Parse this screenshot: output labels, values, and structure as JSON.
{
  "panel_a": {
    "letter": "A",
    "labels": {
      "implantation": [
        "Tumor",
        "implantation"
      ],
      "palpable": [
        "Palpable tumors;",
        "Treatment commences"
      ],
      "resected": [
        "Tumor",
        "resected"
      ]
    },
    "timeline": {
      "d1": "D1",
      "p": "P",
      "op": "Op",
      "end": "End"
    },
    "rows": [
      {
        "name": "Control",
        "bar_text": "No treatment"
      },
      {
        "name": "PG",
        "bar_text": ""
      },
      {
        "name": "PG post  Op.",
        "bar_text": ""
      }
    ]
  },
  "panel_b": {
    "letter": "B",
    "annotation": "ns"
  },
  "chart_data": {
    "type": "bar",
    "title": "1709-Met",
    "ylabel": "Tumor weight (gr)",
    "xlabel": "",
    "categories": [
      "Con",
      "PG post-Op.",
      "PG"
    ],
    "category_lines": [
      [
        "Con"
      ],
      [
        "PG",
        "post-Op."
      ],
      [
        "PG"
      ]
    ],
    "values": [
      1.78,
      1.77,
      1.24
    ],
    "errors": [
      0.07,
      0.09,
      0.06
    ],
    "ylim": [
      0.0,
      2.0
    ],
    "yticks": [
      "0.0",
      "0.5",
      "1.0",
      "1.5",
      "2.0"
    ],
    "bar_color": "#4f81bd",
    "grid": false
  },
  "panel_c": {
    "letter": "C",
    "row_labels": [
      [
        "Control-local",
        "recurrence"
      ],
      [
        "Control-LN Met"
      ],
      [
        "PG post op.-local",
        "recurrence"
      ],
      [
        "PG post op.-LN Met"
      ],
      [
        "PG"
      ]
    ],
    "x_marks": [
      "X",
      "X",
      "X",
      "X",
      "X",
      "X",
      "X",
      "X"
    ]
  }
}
=======
*To do*. Return a copy of each line in the entries that carries the string "values".

*Solution for this task*.
Parse this screenshot: output labels, values, and structure as JSON.
    "values": [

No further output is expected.